(Data entries)
════

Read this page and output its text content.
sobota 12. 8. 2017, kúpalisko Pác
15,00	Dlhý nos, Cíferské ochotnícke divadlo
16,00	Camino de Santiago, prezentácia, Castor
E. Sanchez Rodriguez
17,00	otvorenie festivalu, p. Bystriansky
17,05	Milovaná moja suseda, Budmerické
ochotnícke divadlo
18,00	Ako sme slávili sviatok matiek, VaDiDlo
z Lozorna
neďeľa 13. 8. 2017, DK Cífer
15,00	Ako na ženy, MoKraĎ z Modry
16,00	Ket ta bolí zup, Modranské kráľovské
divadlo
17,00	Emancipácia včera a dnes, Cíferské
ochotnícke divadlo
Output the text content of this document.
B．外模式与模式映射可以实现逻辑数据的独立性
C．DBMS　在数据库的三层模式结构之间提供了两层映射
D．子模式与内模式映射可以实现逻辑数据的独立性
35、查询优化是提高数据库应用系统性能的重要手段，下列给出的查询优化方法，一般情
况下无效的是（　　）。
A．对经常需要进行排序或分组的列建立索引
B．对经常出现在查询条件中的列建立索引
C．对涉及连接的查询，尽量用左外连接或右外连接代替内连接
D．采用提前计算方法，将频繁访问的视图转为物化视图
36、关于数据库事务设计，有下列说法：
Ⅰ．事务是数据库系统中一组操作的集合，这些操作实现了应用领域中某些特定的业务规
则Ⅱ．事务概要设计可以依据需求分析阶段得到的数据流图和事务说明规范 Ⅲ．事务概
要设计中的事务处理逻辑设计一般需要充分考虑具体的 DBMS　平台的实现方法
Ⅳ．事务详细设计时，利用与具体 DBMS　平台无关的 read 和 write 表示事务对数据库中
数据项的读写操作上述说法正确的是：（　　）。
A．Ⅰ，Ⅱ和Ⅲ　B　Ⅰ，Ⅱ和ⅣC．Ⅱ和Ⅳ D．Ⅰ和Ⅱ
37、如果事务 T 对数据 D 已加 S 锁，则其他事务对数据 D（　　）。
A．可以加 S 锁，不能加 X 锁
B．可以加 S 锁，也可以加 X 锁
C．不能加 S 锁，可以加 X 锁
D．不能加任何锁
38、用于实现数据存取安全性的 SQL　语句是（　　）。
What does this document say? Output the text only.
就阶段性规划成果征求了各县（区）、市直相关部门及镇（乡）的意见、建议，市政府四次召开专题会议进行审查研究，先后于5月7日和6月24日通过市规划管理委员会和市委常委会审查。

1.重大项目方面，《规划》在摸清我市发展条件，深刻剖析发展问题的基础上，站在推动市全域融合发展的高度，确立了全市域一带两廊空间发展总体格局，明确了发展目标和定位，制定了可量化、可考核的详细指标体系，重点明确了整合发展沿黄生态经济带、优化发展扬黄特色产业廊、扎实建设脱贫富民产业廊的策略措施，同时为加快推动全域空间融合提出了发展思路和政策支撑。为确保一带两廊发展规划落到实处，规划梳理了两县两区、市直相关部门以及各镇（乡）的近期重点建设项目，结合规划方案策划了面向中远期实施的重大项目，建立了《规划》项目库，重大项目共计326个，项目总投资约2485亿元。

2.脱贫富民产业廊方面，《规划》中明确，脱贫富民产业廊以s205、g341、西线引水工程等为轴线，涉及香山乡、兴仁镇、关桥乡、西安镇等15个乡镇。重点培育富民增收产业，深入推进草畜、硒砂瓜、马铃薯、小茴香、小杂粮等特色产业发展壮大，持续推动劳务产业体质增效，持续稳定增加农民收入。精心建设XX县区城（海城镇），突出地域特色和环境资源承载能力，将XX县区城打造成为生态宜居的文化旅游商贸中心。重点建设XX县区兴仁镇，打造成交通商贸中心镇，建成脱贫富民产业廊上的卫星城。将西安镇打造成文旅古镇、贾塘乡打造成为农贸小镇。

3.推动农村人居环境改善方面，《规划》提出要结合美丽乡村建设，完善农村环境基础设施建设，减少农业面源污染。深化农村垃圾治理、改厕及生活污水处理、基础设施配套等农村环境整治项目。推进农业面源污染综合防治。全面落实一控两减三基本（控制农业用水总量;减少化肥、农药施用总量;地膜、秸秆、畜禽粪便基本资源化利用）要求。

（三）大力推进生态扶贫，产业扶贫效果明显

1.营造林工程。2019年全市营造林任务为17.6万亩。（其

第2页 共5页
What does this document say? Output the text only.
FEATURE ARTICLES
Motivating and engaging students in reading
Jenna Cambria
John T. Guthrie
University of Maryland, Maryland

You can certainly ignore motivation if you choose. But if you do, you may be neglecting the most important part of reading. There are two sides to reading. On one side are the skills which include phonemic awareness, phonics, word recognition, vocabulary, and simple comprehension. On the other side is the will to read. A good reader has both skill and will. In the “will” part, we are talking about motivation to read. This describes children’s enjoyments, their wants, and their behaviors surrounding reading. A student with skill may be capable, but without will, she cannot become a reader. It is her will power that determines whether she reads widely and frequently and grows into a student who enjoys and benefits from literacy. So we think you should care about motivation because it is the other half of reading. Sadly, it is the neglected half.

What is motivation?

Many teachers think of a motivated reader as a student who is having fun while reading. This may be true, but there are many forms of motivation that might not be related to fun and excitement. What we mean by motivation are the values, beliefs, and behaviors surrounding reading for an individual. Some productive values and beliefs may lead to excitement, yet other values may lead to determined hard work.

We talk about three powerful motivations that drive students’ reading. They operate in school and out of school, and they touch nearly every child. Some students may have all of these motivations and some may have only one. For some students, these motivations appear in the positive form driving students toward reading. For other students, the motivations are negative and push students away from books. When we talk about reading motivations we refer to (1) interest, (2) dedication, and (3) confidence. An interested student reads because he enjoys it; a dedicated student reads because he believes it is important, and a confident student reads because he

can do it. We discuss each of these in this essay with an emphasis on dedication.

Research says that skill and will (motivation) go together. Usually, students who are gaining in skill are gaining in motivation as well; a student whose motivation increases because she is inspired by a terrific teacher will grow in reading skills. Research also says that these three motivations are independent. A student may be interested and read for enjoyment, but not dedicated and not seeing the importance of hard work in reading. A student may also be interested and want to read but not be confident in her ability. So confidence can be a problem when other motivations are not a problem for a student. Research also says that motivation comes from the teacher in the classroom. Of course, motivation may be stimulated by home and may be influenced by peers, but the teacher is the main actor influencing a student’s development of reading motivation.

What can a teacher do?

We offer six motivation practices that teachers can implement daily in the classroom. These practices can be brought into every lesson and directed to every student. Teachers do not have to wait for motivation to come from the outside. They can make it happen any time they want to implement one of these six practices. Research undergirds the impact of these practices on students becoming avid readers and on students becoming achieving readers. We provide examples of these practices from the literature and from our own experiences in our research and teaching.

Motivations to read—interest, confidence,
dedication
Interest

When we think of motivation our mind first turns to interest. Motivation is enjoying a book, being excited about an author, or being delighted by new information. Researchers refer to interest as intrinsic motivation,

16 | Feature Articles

════

# [What needs to be done]
Extract all of the data above and output it character for character.

# [Task response]
Read this page and output its text content.
sobota 12. 8. 2017, kúpalisko Pác
15,00	Dlhý nos, Cíferské ochotnícke divadlo
16,00	Camino de Santiago, prezentácia, Castor
E. Sanchez Rodriguez
17,00	otvorenie festivalu, p. Bystriansky
17,05	Milovaná moja suseda, Budmerické
ochotnícke divadlo
18,00	Ako sme slávili sviatok matiek, VaDiDlo
z Lozorna
neďeľa 13. 8. 2017, DK Cífer
15,00	Ako na ženy, MoKraĎ z Modry
16,00	Ket ta bolí zup, Modranské kráľovské
divadlo
17,00	Emancipácia včera a dnes, Cíferské
ochotnícke divadlo
Output the text content of this document.
B．外模式与模式映射可以实现逻辑数据的独立性
C．DBMS　在数据库的三层模式结构之间提供了两层映射
D．子模式与内模式映射可以实现逻辑数据的独立性
35、查询优化是提高数据库应用系统性能的重要手段，下列给出的查询优化方法，一般情
况下无效的是（　　）。
A．对经常需要进行排序或分组的列建立索引
B．对经常出现在查询条件中的列建立索引
C．对涉及连接的查询，尽量用左外连接或右外连接代替内连接
D．采用提前计算方法，将频繁访问的视图转为物化视图
36、关于数据库事务设计，有下列说法：
Ⅰ．事务是数据库系统中一组操作的集合，这些操作实现了应用领域中某些特定的业务规
则Ⅱ．事务概要设计可以依据需求分析阶段得到的数据流图和事务说明规范 Ⅲ．事务概
要设计中的事务处理逻辑设计一般需要充分考虑具体的 DBMS　平台的实现方法
Ⅳ．事务详细设计时，利用与具体 DBMS　平台无关的 read 和 write 表示事务对数据库中
数据项的读写操作上述说法正确的是：（　　）。
A．Ⅰ，Ⅱ和Ⅲ　B　Ⅰ，Ⅱ和ⅣC．Ⅱ和Ⅳ D．Ⅰ和Ⅱ
37、如果事务 T 对数据 D 已加 S 锁，则其他事务对数据 D（　　）。
A．可以加 S 锁，不能加 X 锁
B．可以加 S 锁，也可以加 X 锁
C．不能加 S 锁，可以加 X 锁
D．不能加任何锁
38、用于实现数据存取安全性的 SQL　语句是（　　）。
What does this document say? Output the text only.
就阶段性规划成果征求了各县（区）、市直相关部门及镇（乡）的意见、建议，市政府四次召开专题会议进行审查研究，先后于5月7日和6月24日通过市规划管理委员会和市委常委会审查。

1.重大项目方面，《规划》在摸清我市发展条件，深刻剖析发展问题的基础上，站在推动市全域融合发展的高度，确立了全市域一带两廊空间发展总体格局，明确了发展目标和定位，制定了可量化、可考核的详细指标体系，重点明确了整合发展沿黄生态经济带、优化发展扬黄特色产业廊、扎实建设脱贫富民产业廊的策略措施，同时为加快推动全域空间融合提出了发展思路和政策支撑。为确保一带两廊发展规划落到实处，规划梳理了两县两区、市直相关部门以及各镇（乡）的近期重点建设项目，结合规划方案策划了面向中远期实施的重大项目，建立了《规划》项目库，重大项目共计326个，项目总投资约2485亿元。

2.脱贫富民产业廊方面，《规划》中明确，脱贫富民产业廊以s205、g341、西线引水工程等为轴线，涉及香山乡、兴仁镇、关桥乡、西安镇等15个乡镇。重点培育富民增收产业，深入推进草畜、硒砂瓜、马铃薯、小茴香、小杂粮等特色产业发展壮大，持续推动劳务产业体质增效，持续稳定增加农民收入。精心建设XX县区城（海城镇），突出地域特色和环境资源承载能力，将XX县区城打造成为生态宜居的文化旅游商贸中心。重点建设XX县区兴仁镇，打造成交通商贸中心镇，建成脱贫富民产业廊上的卫星城。将西安镇打造成文旅古镇、贾塘乡打造成为农贸小镇。

3.推动农村人居环境改善方面，《规划》提出要结合美丽乡村建设，完善农村环境基础设施建设，减少农业面源污染。深化农村垃圾治理、改厕及生活污水处理、基础设施配套等农村环境整治项目。推进农业面源污染综合防治。全面落实一控两减三基本（控制农业用水总量;减少化肥、农药施用总量;地膜、秸秆、畜禽粪便基本资源化利用）要求。

（三）大力推进生态扶贫，产业扶贫效果明显

1.营造林工程。2019年全市营造林任务为17.6万亩。（其

第2页 共5页
What does this document say? Output the text only.
FEATURE ARTICLES
Motivating and engaging students in reading
Jenna Cambria
John T. Guthrie
University of Maryland, Maryland

You can certainly ignore motivation if you choose. But if you do, you may be neglecting the most important part of reading. There are two sides to reading. On one side are the skills which include phonemic awareness, phonics, word recognition, vocabulary, and simple comprehension. On the other side is the will to read. A good reader has both skill and will. In the “will” part, we are talking about motivation to read. This describes children’s enjoyments, their wants, and their behaviors surrounding reading. A student with skill may be capable, but without will, she cannot become a reader. It is her will power that determines whether she reads widely and frequently and grows into a student who enjoys and benefits from literacy. So we think you should care about motivation because it is the other half of reading. Sadly, it is the neglected half.

What is motivation?

Many teachers think of a motivated reader as a student who is having fun while reading. This may be true, but there are many forms of motivation that might not be related to fun and excitement. What we mean by motivation are the values, beliefs, and behaviors surrounding reading for an individual. Some productive values and beliefs may lead to excitement, yet other values may lead to determined hard work.

We talk about three powerful motivations that drive students’ reading. They operate in school and out of school, and they touch nearly every child. Some students may have all of these motivations and some may have only one. For some students, these motivations appear in the positive form driving students toward reading. For other students, the motivations are negative and push students away from books. When we talk about reading motivations we refer to (1) interest, (2) dedication, and (3) confidence. An interested student reads because he enjoys it; a dedicated student reads because he believes it is important, and a confident student reads because he

can do it. We discuss each of these in this essay with an emphasis on dedication.

Research says that skill and will (motivation) go together. Usually, students who are gaining in skill are gaining in motivation as well; a student whose motivation increases because she is inspired by a terrific teacher will grow in reading skills. Research also says that these three motivations are independent. A student may be interested and read for enjoyment, but not dedicated and not seeing the importance of hard work in reading. A student may also be interested and want to read but not be confident in her ability. So confidence can be a problem when other motivations are not a problem for a student. Research also says that motivation comes from the teacher in the classroom. Of course, motivation may be stimulated by home and may be influenced by peers, but the teacher is the main actor influencing a student’s development of reading motivation.

What can a teacher do?

We offer six motivation practices that teachers can implement daily in the classroom. These practices can be brought into every lesson and directed to every student. Teachers do not have to wait for motivation to come from the outside. They can make it happen any time they want to implement one of these six practices. Research undergirds the impact of these practices on students becoming avid readers and on students becoming achieving readers. We provide examples of these practices from the literature and from our own experiences in our research and teaching.

Motivations to read—interest, confidence,
dedication
Interest

When we think of motivation our mind first turns to interest. Motivation is enjoying a book, being excited about an author, or being delighted by new information. Researchers refer to interest as intrinsic motivation,

16 | Feature Articles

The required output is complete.